What needs to be done
Single out each line with the word "района" and copy it.
-------- Records for the task
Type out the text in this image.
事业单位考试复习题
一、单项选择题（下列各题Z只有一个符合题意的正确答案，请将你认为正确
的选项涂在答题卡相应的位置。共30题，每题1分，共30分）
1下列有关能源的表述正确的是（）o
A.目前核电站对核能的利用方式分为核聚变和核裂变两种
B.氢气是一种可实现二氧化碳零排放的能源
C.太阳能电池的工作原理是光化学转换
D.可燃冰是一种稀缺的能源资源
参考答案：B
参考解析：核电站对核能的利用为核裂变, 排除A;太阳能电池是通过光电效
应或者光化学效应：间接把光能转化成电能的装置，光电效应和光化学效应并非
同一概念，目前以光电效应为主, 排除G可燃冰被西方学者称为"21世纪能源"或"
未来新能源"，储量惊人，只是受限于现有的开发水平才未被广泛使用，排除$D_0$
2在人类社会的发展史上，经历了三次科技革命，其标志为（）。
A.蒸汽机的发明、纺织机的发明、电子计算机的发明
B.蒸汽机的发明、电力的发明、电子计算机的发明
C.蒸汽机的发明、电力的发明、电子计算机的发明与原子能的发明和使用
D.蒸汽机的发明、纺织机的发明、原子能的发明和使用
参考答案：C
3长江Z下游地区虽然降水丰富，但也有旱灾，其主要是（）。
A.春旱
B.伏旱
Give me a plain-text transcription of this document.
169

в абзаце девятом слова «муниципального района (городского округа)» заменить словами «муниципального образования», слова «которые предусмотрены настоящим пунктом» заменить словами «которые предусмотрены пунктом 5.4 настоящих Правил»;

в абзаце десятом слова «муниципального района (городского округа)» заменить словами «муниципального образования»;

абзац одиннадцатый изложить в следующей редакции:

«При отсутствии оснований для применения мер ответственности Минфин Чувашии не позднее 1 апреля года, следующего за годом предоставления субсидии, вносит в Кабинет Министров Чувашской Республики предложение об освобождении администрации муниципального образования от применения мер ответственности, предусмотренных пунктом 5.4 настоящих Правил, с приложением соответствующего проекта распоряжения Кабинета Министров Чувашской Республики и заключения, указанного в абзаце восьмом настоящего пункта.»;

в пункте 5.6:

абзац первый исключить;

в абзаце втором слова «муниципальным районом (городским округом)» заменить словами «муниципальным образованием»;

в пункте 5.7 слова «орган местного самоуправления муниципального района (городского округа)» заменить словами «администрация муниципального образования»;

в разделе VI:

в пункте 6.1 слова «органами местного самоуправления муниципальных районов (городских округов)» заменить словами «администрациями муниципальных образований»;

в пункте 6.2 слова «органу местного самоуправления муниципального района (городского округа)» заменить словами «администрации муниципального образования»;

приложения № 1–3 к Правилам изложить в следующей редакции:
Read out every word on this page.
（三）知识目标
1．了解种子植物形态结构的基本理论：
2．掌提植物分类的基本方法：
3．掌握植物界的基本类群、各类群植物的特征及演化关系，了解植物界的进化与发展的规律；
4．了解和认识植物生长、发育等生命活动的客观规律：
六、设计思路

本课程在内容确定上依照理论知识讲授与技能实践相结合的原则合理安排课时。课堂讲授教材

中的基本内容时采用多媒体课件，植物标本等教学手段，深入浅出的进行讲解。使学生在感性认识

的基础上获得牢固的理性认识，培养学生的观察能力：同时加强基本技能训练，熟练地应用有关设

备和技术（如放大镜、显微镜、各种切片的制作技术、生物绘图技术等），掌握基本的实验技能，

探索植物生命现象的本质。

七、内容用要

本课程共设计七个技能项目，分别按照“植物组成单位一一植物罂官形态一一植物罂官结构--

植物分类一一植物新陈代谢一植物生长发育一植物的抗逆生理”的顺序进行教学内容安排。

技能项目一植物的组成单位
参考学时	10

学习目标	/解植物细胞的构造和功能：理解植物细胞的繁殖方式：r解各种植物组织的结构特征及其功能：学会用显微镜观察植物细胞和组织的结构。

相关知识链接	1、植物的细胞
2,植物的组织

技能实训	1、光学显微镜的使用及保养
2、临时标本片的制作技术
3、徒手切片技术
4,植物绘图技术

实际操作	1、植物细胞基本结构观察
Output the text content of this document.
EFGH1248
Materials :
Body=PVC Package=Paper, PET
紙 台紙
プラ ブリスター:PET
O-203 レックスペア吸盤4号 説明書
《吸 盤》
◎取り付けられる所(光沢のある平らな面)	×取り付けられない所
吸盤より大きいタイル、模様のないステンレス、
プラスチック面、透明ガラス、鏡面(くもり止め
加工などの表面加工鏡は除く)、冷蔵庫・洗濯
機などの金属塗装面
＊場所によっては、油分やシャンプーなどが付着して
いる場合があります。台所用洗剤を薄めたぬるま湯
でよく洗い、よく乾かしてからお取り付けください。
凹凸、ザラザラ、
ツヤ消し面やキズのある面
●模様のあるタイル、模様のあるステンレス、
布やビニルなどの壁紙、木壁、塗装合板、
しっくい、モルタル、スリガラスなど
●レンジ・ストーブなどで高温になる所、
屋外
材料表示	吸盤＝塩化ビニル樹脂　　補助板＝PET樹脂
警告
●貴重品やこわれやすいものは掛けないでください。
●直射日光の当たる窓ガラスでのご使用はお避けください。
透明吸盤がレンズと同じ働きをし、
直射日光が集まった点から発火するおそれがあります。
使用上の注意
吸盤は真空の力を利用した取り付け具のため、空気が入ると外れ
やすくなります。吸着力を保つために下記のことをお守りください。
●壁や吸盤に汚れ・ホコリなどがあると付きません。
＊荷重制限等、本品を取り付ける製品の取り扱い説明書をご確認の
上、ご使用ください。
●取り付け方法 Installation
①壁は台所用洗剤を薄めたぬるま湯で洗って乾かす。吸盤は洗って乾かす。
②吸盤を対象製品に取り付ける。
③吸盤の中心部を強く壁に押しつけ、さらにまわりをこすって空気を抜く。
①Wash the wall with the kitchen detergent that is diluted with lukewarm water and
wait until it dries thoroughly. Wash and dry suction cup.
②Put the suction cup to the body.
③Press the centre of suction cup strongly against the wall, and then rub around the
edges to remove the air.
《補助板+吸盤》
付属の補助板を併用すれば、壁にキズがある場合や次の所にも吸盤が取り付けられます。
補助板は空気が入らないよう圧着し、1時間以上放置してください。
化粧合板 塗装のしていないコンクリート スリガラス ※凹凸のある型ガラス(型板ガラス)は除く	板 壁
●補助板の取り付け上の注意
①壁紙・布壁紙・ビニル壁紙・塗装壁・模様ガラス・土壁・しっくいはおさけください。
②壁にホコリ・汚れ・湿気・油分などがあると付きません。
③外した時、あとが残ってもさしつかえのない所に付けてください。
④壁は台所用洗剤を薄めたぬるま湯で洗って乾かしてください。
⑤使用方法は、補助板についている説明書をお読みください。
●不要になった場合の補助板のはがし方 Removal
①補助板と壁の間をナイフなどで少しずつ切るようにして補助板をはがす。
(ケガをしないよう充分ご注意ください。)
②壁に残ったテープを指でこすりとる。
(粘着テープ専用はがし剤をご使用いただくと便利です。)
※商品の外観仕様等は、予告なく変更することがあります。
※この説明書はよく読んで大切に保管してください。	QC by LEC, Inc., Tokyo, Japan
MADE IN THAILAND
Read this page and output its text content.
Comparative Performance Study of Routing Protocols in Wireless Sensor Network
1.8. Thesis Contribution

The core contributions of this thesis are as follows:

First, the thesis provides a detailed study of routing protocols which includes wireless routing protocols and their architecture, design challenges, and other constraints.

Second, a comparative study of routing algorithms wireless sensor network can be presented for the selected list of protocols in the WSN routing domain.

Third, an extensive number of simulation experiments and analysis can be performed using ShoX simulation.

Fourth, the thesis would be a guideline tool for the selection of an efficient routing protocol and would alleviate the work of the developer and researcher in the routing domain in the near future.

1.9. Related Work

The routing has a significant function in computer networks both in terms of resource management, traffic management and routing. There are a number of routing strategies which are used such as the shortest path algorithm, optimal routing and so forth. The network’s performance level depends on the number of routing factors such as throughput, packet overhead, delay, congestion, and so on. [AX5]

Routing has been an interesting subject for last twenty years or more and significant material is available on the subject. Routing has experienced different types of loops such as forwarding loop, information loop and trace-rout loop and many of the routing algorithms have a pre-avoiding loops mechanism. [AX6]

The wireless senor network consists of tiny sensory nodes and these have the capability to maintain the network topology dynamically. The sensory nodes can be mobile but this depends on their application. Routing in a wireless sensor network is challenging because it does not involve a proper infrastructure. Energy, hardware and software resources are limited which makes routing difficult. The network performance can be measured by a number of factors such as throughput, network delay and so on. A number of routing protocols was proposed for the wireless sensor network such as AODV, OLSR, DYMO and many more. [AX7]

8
----------------
Output of the task
в абзаце девятом слова «муниципального района (городского округа)» заменить словами «муниципального образования», слова «которые предусмотрены настоящим пунктом» заменить словами «которые предусмотрены пунктом 5.4 настоящих Правил»;
в абзаце десятом слова «муниципального района (городского округа)» заменить словами «муниципального образования»;
в пункте 5.7 слова «орган местного самоуправления муниципального района (городского округа)» заменить словами «администрация муниципального образования»;
в пункте 6.2 слова «органу местного самоуправления муниципального района (городского округа)» заменить словами «администрации муниципального образования»;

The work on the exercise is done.